** start TASK INPUT **

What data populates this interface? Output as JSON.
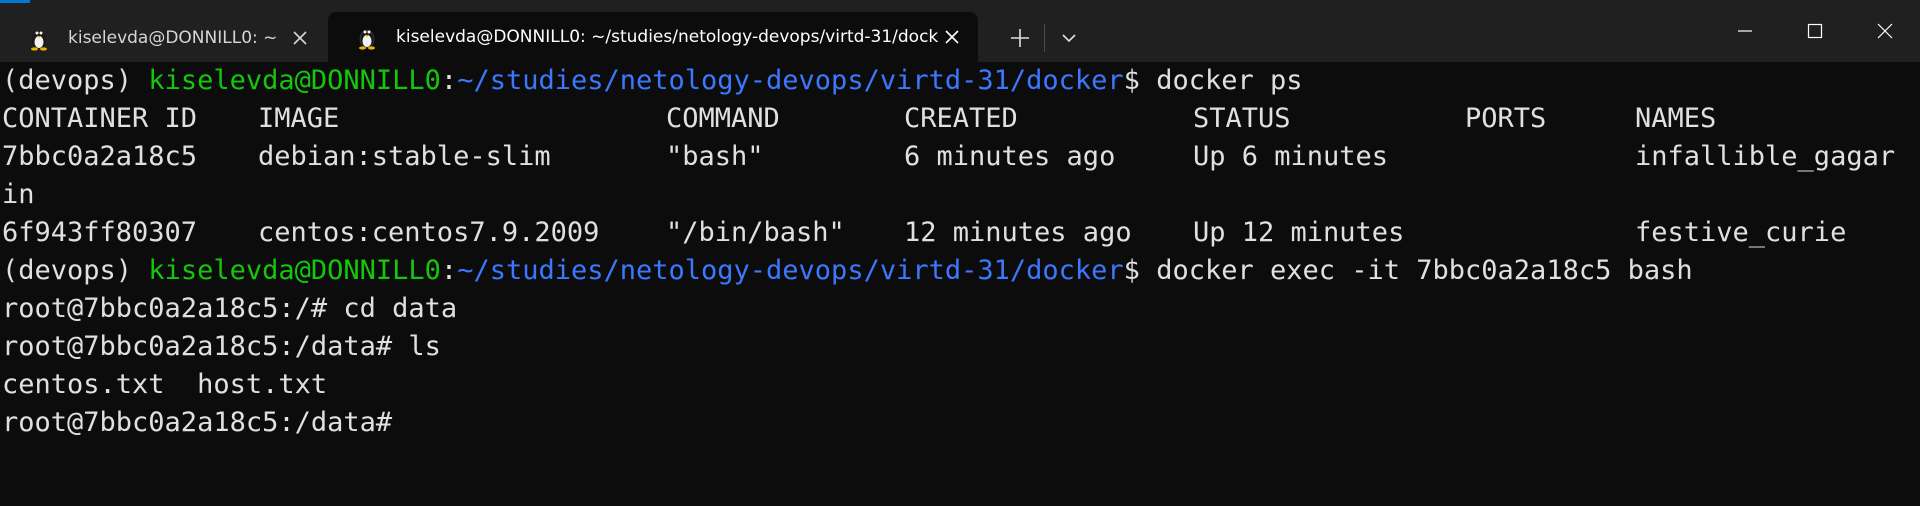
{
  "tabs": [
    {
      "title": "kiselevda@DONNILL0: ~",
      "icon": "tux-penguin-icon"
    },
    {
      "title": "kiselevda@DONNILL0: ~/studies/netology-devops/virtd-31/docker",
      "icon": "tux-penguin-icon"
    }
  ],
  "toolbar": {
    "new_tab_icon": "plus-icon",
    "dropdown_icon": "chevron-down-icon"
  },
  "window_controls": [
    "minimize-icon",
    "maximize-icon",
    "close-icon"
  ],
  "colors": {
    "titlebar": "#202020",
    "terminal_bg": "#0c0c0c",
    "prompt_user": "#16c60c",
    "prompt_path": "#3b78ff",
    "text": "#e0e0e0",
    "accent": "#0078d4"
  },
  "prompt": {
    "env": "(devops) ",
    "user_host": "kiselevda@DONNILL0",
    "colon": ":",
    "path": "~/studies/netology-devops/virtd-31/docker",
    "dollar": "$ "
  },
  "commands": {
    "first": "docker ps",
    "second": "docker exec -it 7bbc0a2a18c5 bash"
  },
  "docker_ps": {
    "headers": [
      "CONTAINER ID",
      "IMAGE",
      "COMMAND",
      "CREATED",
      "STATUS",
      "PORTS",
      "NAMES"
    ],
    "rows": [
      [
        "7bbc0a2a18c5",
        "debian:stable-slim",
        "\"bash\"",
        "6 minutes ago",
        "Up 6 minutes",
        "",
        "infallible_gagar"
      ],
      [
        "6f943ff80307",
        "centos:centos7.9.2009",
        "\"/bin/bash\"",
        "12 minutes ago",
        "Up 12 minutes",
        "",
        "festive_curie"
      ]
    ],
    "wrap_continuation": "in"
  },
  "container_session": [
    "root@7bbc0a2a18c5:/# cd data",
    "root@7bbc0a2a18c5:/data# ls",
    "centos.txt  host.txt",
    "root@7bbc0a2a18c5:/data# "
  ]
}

** end TASK INPUT **
** start TASK INPUT **

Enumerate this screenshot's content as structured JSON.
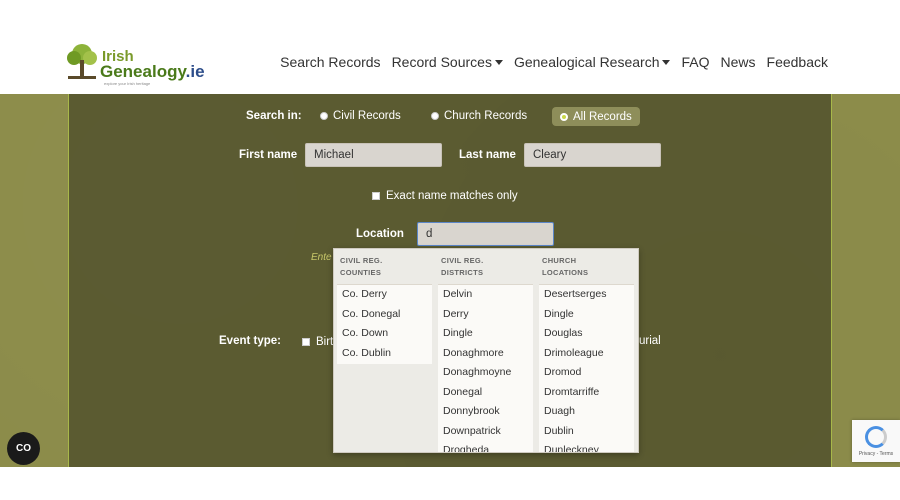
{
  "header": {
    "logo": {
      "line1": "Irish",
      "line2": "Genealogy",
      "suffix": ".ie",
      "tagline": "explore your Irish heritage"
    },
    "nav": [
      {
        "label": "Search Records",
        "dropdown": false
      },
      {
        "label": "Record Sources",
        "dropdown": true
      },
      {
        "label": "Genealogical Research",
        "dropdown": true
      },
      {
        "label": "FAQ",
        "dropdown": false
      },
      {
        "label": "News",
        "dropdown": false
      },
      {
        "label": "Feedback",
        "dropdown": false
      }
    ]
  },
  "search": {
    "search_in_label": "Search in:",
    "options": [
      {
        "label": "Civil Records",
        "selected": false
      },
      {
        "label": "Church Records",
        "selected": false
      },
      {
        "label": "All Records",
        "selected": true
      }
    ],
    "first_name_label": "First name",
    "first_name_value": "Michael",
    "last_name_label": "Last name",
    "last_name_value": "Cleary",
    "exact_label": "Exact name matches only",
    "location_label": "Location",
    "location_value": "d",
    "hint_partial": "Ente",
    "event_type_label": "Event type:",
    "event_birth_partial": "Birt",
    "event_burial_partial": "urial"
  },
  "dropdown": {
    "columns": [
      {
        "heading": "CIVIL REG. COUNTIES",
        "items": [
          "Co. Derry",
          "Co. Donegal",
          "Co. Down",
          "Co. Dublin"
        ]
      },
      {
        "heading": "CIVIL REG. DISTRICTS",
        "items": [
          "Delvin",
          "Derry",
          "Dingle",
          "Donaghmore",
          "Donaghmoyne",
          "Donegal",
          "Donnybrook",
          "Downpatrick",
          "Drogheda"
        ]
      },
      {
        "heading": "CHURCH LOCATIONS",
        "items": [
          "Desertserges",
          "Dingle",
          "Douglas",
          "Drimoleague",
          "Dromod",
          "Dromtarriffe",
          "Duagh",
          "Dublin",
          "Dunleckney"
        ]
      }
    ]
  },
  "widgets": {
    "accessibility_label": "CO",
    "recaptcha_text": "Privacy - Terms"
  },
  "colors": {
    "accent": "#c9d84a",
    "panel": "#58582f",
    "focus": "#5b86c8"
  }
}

** end TASK INPUT **

### PROBLEM
Among the entries above, how many lines hold the string "devops"? Give the number by itself.

### WRITTEN REPLY
3